### [AIM]
Each line that holds the word "مرسوله" should be returned.

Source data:
— Start —

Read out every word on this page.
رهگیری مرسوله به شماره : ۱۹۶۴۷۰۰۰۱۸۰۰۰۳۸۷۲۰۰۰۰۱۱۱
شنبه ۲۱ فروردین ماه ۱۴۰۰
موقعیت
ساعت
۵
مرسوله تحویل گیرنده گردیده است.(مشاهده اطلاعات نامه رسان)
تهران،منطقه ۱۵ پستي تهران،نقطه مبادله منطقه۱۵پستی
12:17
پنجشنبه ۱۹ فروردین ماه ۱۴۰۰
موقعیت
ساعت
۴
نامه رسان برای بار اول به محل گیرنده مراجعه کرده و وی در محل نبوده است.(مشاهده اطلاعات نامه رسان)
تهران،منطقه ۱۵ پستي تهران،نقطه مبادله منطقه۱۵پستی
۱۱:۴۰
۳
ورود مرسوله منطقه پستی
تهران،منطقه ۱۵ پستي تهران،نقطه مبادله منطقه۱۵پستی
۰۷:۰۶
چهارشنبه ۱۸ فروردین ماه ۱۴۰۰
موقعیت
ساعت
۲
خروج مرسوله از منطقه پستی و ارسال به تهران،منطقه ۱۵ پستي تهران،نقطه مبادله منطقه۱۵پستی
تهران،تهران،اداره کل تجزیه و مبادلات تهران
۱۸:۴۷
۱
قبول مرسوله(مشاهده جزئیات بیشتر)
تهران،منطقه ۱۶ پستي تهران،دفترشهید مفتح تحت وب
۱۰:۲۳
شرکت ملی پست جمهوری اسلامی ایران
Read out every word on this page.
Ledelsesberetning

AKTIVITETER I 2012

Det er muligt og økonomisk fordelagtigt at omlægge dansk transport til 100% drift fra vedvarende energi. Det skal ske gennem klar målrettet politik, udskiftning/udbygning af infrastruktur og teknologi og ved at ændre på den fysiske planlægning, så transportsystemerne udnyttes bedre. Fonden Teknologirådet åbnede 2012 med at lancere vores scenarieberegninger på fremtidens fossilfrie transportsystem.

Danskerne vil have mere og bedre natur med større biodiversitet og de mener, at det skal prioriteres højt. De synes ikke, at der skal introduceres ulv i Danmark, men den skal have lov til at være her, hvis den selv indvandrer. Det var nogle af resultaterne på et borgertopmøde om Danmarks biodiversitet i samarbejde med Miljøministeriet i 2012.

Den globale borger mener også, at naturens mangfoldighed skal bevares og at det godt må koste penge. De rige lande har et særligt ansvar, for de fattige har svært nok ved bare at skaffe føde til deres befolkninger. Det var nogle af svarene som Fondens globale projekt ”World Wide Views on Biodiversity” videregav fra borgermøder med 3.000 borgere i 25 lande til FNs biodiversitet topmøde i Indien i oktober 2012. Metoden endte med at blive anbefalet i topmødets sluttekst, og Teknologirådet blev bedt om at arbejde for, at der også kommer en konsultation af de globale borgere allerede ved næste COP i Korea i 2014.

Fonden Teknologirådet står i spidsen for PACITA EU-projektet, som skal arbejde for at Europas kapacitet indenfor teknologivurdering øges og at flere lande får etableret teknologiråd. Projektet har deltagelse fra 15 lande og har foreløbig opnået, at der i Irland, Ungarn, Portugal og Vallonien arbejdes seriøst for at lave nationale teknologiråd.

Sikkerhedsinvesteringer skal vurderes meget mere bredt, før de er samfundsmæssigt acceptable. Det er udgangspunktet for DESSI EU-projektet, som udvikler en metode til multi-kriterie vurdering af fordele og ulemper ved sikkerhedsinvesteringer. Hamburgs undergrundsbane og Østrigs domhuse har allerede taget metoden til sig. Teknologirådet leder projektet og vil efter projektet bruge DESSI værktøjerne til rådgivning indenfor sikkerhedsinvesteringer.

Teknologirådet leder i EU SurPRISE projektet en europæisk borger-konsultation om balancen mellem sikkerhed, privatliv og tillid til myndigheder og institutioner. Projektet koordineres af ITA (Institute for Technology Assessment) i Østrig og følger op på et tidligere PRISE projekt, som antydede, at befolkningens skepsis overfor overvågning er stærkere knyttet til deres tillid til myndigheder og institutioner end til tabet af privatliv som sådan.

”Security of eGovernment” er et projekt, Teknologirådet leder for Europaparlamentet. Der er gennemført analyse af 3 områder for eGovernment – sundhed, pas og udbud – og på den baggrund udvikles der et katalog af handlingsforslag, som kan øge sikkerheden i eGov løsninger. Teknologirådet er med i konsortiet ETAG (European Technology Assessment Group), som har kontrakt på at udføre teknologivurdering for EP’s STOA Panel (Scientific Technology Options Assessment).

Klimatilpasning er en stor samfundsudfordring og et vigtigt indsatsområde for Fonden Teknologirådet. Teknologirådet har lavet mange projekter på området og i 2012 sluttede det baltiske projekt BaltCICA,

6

— End —
— Start —

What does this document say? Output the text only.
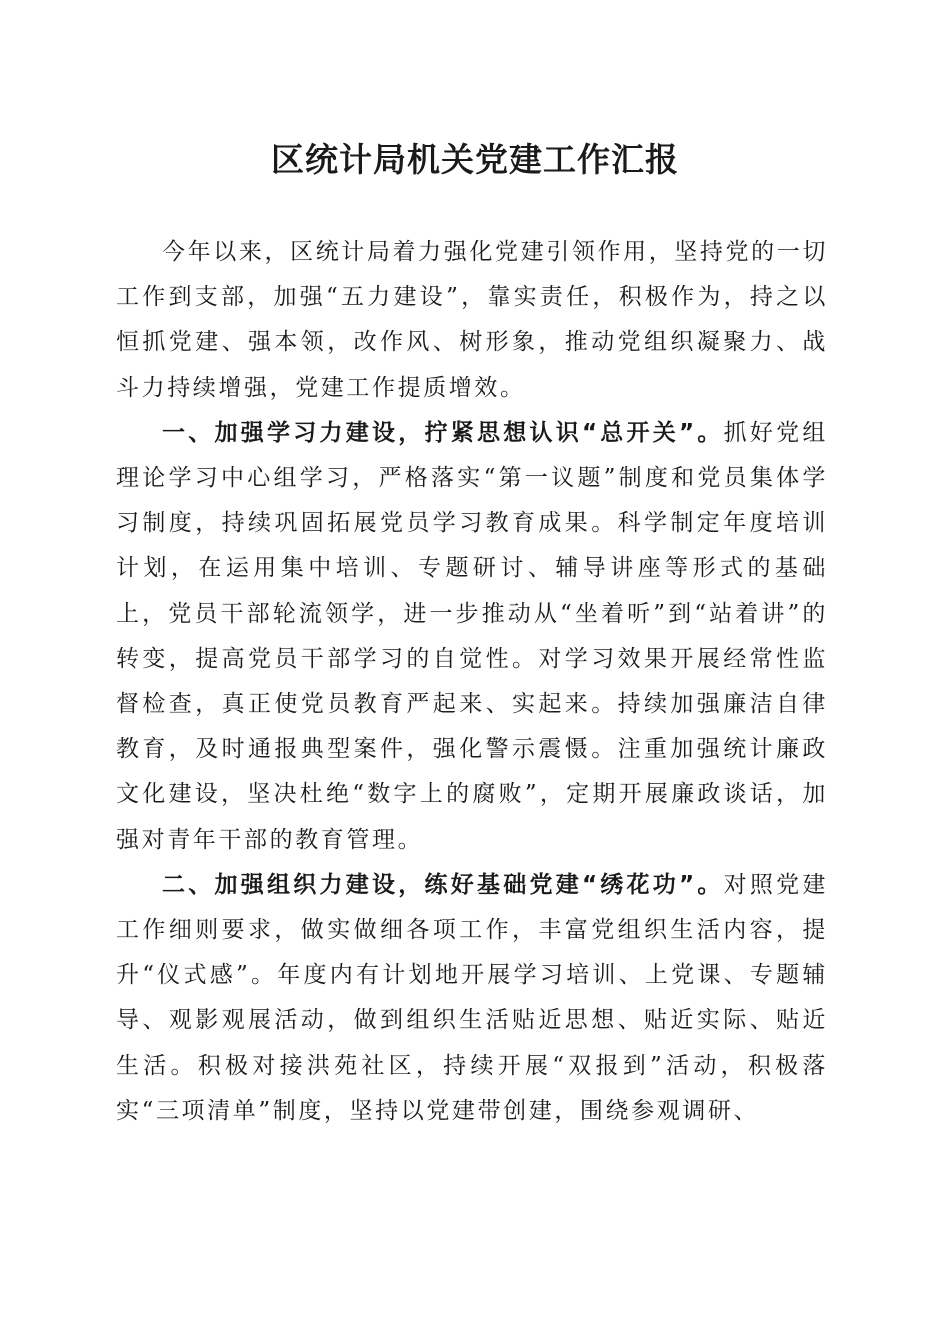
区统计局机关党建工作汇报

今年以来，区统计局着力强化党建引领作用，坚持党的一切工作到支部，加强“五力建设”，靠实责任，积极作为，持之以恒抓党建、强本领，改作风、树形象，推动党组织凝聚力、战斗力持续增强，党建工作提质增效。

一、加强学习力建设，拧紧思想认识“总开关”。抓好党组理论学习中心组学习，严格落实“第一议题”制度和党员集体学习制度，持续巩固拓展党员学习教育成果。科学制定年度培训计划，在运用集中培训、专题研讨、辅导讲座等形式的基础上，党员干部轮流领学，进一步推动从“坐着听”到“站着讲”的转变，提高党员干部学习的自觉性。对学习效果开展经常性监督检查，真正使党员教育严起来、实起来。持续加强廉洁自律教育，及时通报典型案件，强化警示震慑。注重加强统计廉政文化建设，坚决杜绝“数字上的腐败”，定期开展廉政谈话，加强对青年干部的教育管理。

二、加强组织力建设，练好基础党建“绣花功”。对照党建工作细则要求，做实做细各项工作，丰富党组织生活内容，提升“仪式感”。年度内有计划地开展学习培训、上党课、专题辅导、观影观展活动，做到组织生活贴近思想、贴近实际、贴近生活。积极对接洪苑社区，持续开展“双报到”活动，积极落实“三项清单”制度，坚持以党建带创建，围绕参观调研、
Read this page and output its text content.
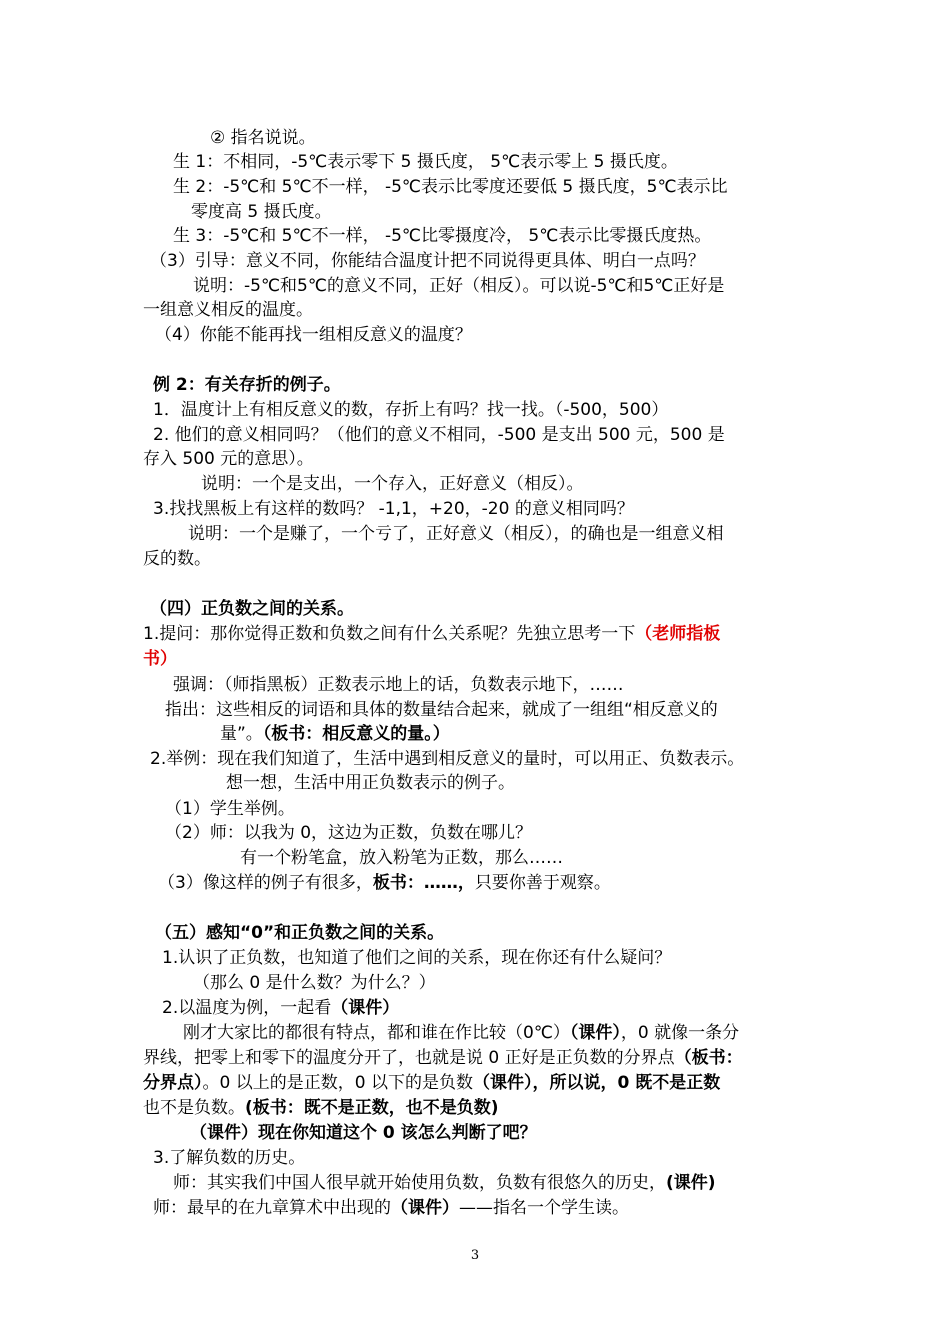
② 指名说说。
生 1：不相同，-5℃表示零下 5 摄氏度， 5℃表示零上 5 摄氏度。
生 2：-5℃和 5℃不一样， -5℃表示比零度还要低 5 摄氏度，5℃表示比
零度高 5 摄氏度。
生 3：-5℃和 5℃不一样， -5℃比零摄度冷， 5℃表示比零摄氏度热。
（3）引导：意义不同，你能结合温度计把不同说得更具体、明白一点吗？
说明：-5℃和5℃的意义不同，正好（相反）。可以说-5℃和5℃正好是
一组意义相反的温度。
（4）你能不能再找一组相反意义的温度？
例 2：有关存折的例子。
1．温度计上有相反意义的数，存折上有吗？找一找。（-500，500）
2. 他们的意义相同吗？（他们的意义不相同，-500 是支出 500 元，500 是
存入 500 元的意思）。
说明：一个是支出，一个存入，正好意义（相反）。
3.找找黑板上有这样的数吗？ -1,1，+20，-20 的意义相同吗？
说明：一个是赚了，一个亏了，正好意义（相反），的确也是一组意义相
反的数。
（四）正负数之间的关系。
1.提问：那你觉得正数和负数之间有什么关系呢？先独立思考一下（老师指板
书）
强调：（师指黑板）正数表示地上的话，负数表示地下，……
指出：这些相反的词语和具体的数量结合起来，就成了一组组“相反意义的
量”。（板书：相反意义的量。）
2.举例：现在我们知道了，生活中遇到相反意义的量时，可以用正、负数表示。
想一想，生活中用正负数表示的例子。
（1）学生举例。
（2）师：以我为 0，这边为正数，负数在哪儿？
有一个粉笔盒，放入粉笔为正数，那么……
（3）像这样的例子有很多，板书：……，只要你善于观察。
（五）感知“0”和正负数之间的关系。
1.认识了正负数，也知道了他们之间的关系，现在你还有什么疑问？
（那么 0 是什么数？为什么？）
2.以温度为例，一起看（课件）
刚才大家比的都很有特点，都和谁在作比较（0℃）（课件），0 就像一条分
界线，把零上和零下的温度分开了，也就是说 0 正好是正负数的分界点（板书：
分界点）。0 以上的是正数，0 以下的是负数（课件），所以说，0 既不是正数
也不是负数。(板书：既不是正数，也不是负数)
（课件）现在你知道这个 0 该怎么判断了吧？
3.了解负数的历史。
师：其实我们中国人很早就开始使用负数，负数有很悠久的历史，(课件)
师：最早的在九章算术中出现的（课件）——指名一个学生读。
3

— End —
— Start —

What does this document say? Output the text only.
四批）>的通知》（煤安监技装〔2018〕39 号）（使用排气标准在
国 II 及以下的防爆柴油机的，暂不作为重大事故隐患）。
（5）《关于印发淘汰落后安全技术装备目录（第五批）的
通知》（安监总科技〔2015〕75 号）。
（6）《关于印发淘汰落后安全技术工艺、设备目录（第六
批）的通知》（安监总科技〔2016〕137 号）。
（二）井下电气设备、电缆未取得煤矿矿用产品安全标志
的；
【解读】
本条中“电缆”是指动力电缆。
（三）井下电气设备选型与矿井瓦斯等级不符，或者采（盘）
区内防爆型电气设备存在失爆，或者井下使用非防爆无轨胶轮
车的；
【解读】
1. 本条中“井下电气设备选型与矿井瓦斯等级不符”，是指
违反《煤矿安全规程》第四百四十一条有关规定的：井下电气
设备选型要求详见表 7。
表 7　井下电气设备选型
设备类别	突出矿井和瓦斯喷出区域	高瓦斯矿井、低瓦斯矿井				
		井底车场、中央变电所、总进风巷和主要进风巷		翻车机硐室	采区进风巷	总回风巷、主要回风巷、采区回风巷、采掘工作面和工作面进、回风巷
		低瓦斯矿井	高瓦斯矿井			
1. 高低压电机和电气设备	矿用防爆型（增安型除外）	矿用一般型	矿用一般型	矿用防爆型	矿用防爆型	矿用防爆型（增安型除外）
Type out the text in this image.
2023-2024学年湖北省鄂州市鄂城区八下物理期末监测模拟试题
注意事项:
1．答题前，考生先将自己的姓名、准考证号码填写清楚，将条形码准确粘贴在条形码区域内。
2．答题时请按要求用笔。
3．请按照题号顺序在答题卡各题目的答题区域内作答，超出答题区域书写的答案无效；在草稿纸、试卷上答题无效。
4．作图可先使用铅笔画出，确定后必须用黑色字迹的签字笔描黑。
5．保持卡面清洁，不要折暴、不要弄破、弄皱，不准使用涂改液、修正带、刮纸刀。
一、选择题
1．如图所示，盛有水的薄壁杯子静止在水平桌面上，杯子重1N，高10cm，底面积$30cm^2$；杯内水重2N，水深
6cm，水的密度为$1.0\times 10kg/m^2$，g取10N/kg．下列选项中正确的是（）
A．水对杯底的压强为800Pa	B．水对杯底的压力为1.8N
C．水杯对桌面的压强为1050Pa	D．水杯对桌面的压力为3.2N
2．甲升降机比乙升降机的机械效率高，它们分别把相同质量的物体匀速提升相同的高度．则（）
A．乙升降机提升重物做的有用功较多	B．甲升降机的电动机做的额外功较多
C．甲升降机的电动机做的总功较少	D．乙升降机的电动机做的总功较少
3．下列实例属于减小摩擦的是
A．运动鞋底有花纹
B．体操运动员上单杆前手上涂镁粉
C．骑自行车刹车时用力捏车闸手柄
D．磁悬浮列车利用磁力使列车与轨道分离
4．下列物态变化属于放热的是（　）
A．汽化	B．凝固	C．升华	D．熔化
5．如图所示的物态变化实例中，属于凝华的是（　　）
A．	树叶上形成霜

— End —

### [CORRECT RESULT]
رهگیری مرسوله به شماره : ۱۹۶۴۷۰۰۰۱۸۰۰۰۳۸۷۲۰۰۰۰۱۱۱
مرسوله تحویل گیرنده گردیده است.(مشاهده اطلاعات نامه رسان)
ورود مرسوله منطقه پستی
خروج مرسوله از منطقه پستی و ارسال به تهران،منطقه ۱۵ پستي تهران،نقطه مبادله منطقه۱۵پستی
قبول مرسوله(مشاهده جزئیات بیشتر)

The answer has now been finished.